The Old Port, Marseille’s popular waterfront, hides a dirty secret: electric scooters, tires and plastic bottles litter the seafloor.
Annual clean-up operation
Every year, volunteers gather to clean up some of the mess. Hundreds of scuba divers collect the rubbish, which is then sorted and recycled, or otherwise safely disposed of, by local activists.
“We find a lot of scooters, railings, cans, bottles,” says Angie Espinel Cañon, a volunteer with Team 13. “The goal isn’t just to clean up, it’s also to raise awareness.”
“Last year, we recovered 91m3 of waste,” says Isabelle Poitou, another volunteer from the Merterre Association. “The year before it was 131m3, so that’s a decrease of 40m3. This year, judging from what I can see and my experience, I’d say it’s less again.”
With smurfs for mascots, the event is a part of the “EU Beach Cleanup” campaign – helping to raise awareness of the European response to the marine pollution problem. One of the divers is Alain Dumort — the EU’s representative in Marseille.
“Some waste is potentially recyclable,” says Dumort. “But unfortunately not single-use objects, which go straight in the bin. That’s why from 2021 the EU will be banning all this kind of single-use utensils — plates, stirrers, cotton buds, and so on – all the things you frequently find on beaches will be banned.”
Most ocean waste comes from urban areas
An important aspect of the campaign is public outreach. Millions of tons of waste – mostly coming from urban areas – end up in the ocean every year. It’s been calculated that on every square mile of ocean, thousands of pieces of rubbish are floating.

● Records shown:
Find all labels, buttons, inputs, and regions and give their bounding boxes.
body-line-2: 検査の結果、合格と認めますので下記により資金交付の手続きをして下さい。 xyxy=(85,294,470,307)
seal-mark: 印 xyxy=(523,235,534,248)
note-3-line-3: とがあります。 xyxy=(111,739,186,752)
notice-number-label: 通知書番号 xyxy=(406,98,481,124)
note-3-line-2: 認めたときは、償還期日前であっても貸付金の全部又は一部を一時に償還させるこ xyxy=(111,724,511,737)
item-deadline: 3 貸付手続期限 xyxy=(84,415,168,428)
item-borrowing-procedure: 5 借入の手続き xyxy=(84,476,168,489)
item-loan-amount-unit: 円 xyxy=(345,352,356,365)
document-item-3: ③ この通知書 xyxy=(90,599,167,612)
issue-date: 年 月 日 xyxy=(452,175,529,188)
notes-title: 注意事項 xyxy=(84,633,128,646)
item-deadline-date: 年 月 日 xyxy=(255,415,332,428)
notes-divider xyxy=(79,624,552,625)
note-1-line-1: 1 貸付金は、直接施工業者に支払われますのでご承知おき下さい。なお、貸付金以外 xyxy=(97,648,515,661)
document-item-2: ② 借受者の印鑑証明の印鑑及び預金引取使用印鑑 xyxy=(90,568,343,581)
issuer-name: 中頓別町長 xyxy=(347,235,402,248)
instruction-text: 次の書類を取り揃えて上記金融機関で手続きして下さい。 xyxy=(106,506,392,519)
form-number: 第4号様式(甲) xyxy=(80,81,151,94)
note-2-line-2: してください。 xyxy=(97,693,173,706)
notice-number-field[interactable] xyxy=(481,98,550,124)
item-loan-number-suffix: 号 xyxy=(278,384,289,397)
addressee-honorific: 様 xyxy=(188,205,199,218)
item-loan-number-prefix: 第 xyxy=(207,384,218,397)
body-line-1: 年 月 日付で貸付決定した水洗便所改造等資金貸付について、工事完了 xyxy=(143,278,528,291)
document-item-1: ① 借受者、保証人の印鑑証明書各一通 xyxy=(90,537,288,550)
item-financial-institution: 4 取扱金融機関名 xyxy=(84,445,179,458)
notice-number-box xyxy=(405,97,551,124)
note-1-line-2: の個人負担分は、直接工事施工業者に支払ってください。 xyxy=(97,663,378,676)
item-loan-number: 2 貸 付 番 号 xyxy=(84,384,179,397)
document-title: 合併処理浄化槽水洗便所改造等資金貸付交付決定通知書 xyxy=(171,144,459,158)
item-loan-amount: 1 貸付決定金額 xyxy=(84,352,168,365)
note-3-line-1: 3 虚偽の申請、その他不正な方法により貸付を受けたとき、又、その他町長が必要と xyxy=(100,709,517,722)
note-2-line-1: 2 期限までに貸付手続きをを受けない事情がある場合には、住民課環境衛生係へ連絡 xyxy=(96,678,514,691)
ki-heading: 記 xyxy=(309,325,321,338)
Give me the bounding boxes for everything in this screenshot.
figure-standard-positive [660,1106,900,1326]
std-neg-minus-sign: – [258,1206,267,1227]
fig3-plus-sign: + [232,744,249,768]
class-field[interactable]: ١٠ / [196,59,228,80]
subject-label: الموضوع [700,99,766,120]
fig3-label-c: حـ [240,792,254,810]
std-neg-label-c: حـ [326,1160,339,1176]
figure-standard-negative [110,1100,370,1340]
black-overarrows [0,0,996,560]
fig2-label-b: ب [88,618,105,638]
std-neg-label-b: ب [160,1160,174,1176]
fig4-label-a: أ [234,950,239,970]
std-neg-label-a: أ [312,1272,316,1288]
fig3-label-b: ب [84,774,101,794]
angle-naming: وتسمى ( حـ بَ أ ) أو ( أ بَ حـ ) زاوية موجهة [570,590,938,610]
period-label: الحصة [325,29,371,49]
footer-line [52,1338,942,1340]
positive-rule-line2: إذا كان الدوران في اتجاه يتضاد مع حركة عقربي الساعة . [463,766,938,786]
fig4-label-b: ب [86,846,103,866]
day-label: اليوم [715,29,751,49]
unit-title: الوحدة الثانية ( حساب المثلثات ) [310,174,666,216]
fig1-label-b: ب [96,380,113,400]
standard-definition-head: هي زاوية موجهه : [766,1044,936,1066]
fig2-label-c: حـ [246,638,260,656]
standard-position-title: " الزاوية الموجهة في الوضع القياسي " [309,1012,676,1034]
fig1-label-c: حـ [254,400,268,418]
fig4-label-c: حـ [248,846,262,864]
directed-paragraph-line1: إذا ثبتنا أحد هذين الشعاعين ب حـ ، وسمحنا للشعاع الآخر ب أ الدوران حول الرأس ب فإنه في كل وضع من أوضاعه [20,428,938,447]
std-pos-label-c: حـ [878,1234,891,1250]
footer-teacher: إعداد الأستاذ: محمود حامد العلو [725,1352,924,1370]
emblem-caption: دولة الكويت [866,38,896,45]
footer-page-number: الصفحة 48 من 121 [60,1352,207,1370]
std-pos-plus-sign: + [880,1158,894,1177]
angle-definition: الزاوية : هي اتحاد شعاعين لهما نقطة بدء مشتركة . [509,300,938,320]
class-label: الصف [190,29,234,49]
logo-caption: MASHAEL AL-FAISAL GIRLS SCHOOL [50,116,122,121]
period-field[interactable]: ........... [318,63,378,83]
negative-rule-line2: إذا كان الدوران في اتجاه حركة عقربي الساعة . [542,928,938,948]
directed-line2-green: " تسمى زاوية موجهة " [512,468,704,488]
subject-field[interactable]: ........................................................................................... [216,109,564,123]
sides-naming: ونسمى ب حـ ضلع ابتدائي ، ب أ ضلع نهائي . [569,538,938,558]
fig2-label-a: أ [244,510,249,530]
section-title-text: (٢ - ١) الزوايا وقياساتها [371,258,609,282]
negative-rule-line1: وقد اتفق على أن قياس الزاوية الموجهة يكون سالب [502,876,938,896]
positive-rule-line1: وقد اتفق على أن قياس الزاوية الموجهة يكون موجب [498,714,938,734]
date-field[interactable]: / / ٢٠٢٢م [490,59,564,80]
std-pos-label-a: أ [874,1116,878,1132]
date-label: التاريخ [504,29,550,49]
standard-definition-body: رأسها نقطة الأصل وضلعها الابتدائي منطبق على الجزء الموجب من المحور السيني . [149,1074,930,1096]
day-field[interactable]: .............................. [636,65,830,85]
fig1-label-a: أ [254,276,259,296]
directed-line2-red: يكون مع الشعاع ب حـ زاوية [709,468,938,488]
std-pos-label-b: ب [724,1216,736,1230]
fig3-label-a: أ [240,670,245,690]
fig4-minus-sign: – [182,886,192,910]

● Problem to solve: Please repeat the article about the Old Port cleanup in Marseille, shown above the records, word for word and in full.

● Exercise response:
The Old Port, Marseille’s popular waterfront, hides a dirty secret: electric scooters, tires and plastic bottles litter the seafloor.
Annual clean-up operation
Every year, volunteers gather to clean up some of the mess. Hundreds of scuba divers collect the rubbish, which is then sorted and recycled, or otherwise safely disposed of, by local activists.
“We find a lot of scooters, railings, cans, bottles,” says Angie Espinel Cañon, a volunteer with Team 13. “The goal isn’t just to clean up, it’s also to raise awareness.”
“Last year, we recovered 91m3 of waste,” says Isabelle Poitou, another volunteer from the Merterre Association. “The year before it was 131m3, so that’s a decrease of 40m3. This year, judging from what I can see and my experience, I’d say it’s less again.”
With smurfs for mascots, the event is a part of the “EU Beach Cleanup” campaign – helping to raise awareness of the European response to the marine pollution problem. One of the divers is Alain Dumort — the EU’s representative in Marseille.
“Some waste is potentially recyclable,” says Dumort. “But unfortunately not single-use objects, which go straight in the bin. That’s why from 2021 the EU will be banning all this kind of single-use utensils — plates, stirrers, cotton buds, and so on – all the things you frequently find on beaches will be banned.”
Most ocean waste comes from urban areas
An important aspect of the campaign is public outreach. Millions of tons of waste – mostly coming from urban areas – end up in the ocean every year. It’s been calculated that on every square mile of ocean, thousands of pieces of rubbish are floating.